• _Selected extract_
— Begin —

Thus, reporting that Robicheaux and Riley had, in her view, engaged in criminal conduct is not protected activity under the statute.

 

Plaintiff’s reliance on McVeigh v. Recology San Francisco (2013) 213 Cal.App.4th 443, 471 is misplaced.  McVeigh found that section 1102.5 “protects employee reports of unlawful activities by third parties such as contractors and employees, as well as unlawful activity by the employer.”  (Emphasis added).  In other words, it found section 1102.5 extended to reports of unlawful activities by third parties related to the employer.  That is not the case here.  Plaintiff does not cite any case in which section 1102.5 has been applied to reports of unlawful activities by third parties that were in no way related to the employer. 

 

The Court notes that Defendant also argues that reporting done by Plaintiff as part of her job cannot be a protected activity, citing Patten v. Grant Joint Union High School Dist. (2005) 134 Cal.App.4th 1378, 1382 and Hager v. County of Los Angeles (2014) 228 Cal.App.4th 1538, 1542 (both disapproved on other grounds).  This argument has no merit.  In 2014, the California legislature amended section 1102.5 to provide that the whistleblower statute applies “Regardless of whether disclosing the information is part of the employee’s job duties.”  This allows employees to receive whistleblower protection for reporting legal violations, even when such reporting is part of the employee’s job duties.  Further, unlike Hager and Patten, Plaintiff contends that she reported statutory violations, not personnel matters.

 

Additionally, other than Plaintiff’s reporting of alleged third-party criminal conduct by Robicheaux and Riley that Plaintiff was investigating, Plaintiff points to two other actions that she contends constitute protected activity.

 

First, Plaintiff argues in her Opposition that her Complaint alleges the DA was sabotaging the criminal prosecution at issue, including “collud[ing] with the defense” and waiving the customary official information privilege in a related civil matter.  She points to the Complaint ¶¶ 29, 31-33, 35-37, 39, 40, 48.  But paragraph 58 – in which Plaintiff specifically identifies the legally protected activities on which she relies under section 1102.5 – does not allege that Plaintiff complained about or reported illegal conduct by the DA, as opposed to illegal conduct by third parties/criminal defendants Robicheaux and Riley. See e.g. Ross v. County of Riverside (2019) 36 Cal.App.5th 580, 592.

— End —

• _Box annotation data_
— Begin —

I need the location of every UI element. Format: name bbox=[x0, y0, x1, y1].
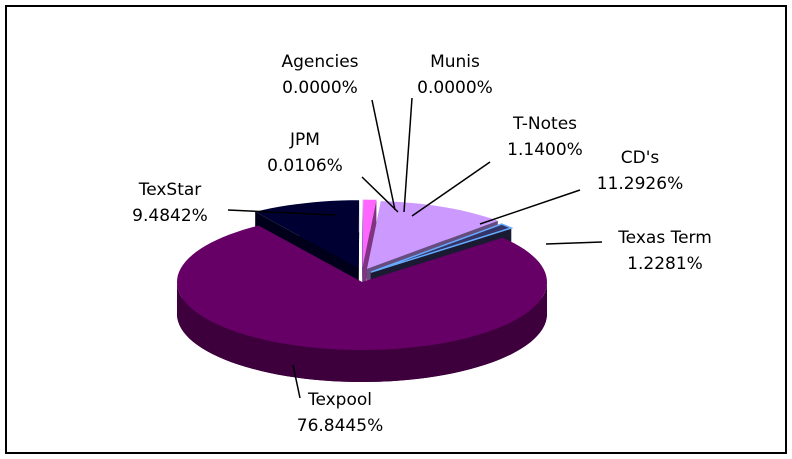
category-label: Munis bbox=[430, 52, 480, 72]
leader-line bbox=[479, 189, 581, 225]
value-label: 1.1400% bbox=[507, 140, 583, 160]
category-label: Texas Term bbox=[617, 228, 712, 248]
leader-line bbox=[545, 241, 603, 245]
category-label: Texpool bbox=[307, 390, 372, 410]
category-label: CD's bbox=[621, 148, 660, 168]
leader-line bbox=[227, 209, 336, 216]
value-label: 0.0000% bbox=[282, 78, 358, 98]
slice-face bbox=[362, 199, 363, 300]
slice bbox=[362, 199, 363, 268]
slice bbox=[177, 225, 547, 350]
slice-face bbox=[358, 200, 360, 301]
slice bbox=[367, 201, 498, 269]
slice-side bbox=[177, 282, 547, 382]
pie bbox=[177, 199, 547, 382]
slice bbox=[362, 199, 377, 268]
leader-line bbox=[371, 99, 396, 211]
value-label: 76.8445% bbox=[297, 416, 383, 436]
category-label: T-Notes bbox=[512, 114, 577, 134]
value-label: 0.0106% bbox=[267, 156, 343, 176]
leader-line bbox=[292, 364, 301, 399]
value-label: 1.2281% bbox=[627, 254, 703, 274]
slice-face bbox=[362, 199, 377, 300]
leader-line bbox=[403, 97, 413, 213]
slice bbox=[370, 223, 514, 273]
labels: Texpool 76.8445% TexStar 9.4842% JPM 0.0106% A… bbox=[132, 52, 712, 436]
value-label: 9.4842% bbox=[132, 206, 208, 226]
value-label: 11.2926% bbox=[597, 174, 683, 194]
category-label: TexStar bbox=[138, 180, 202, 200]
category-label: Agencies bbox=[281, 52, 358, 72]
category-label: JPM bbox=[289, 130, 320, 150]
leader-line bbox=[411, 161, 491, 217]
slice bbox=[255, 200, 360, 269]
value-label: 0.0000% bbox=[417, 78, 493, 98]
leader-line bbox=[361, 176, 399, 213]
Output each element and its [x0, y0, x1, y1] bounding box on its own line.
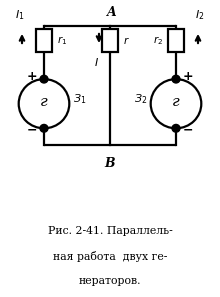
Text: $I_1$: $I_1$	[15, 9, 25, 23]
Circle shape	[172, 75, 180, 83]
Bar	[168, 29, 184, 52]
Text: $r_1$: $r_1$	[57, 34, 68, 47]
Text: +: +	[27, 70, 37, 83]
Text: $r$: $r$	[123, 35, 130, 46]
Circle shape	[19, 79, 69, 128]
Circle shape	[172, 124, 180, 132]
Text: $З_2$: $З_2$	[134, 93, 147, 106]
Text: $I_2$: $I_2$	[196, 9, 205, 23]
Bar	[36, 29, 52, 52]
Text: ная работа  двух ге-: ная работа двух ге-	[53, 251, 167, 262]
Text: $З_1$: $З_1$	[73, 93, 86, 106]
Text: A: A	[107, 6, 117, 19]
Text: $I$: $I$	[94, 56, 99, 68]
Text: г: г	[40, 94, 48, 109]
Circle shape	[40, 75, 48, 83]
Circle shape	[40, 124, 48, 132]
Text: $r_2$: $r_2$	[153, 34, 163, 47]
Text: −: −	[183, 124, 193, 137]
Text: Рис. 2-41. Параллель-: Рис. 2-41. Параллель-	[48, 226, 172, 236]
Text: нераторов.: нераторов.	[79, 276, 141, 286]
Text: г: г	[172, 94, 180, 109]
Text: B: B	[105, 157, 115, 170]
Text: +: +	[183, 70, 193, 83]
Text: −: −	[27, 124, 37, 137]
Bar	[102, 29, 118, 52]
Circle shape	[151, 79, 201, 128]
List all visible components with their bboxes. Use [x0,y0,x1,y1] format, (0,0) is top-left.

— End —

• _Problems to work on_
(a) Decide whether each statement agrees with the ruling, answering yes or no for each and quoting the words of the ruling that settle it: (i) the 2014 amendment makes section 1102.5 apply even when disclosing the information is part of the employee's job duties; (ii) the court accepts Defendant's argument that reporting done as part of Plaintiff's job cannot be protected activity; (iii) paragraph 58 of the Complaint alleges that Plaintiff reported illegal conduct by the DA.
(b) Return the passage of the ruling between "The Court notes" and "not personnel matters.", inclusive, copied word for word.
These records come from a separate source.

• _Answers to each task_
(a)
(i) Yes: "Regardless of whether disclosing the information is part of the employee’s job duties."
(ii) No: "This argument has no merit."
(iii) No: "does not allege that Plaintiff complained about or reported illegal conduct by the DA"

(b)
The Court notes that Defendant also argues that reporting done by Plaintiff as part of her job cannot be a protected activity, citing Patten v. Grant Joint Union High School Dist. (2005) 134 Cal.App.4th 1378, 1382 and Hager v. County of Los Angeles (2014) 228 Cal.App.4th 1538, 1542 (both disapproved on other grounds).  This argument has no merit.  In 2014, the California legislature amended section 1102.5 to provide that the whistleblower statute applies “Regardless of whether disclosing the information is part of the employee’s job duties.”  This allows employees to receive whistleblower protection for reporting legal violations, even when such reporting is part of the employee’s job duties.  Further, unlike Hager and Patten, Plaintiff contends that she reported statutory violations, not personnel matters.